- [INSTRUCTIONS TO FOLLOW]:
Work out how many lines in the entries contain the string "color", and give nothing but that number.
——
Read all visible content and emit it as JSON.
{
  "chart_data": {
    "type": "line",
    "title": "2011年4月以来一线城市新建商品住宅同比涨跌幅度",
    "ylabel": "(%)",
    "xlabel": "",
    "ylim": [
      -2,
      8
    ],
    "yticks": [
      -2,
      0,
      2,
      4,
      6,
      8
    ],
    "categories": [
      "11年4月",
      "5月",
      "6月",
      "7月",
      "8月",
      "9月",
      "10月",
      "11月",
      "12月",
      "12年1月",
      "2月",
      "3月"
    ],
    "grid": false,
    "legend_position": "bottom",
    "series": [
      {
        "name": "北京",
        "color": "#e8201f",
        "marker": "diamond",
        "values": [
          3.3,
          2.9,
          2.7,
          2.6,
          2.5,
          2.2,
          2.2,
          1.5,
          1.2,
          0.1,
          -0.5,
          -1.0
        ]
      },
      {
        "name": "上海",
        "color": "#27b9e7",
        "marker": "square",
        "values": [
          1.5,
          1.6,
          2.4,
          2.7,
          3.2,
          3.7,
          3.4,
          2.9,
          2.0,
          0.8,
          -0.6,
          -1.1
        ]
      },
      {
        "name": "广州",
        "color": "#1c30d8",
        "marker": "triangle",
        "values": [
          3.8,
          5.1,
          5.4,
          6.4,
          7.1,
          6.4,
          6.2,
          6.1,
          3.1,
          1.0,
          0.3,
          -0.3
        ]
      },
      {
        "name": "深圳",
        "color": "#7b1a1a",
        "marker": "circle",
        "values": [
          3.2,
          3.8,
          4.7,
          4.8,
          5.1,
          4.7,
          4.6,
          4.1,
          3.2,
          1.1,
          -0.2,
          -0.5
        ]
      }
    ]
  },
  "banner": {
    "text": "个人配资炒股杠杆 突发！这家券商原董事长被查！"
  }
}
——
- [ANSWER TO THIS TASK]:
4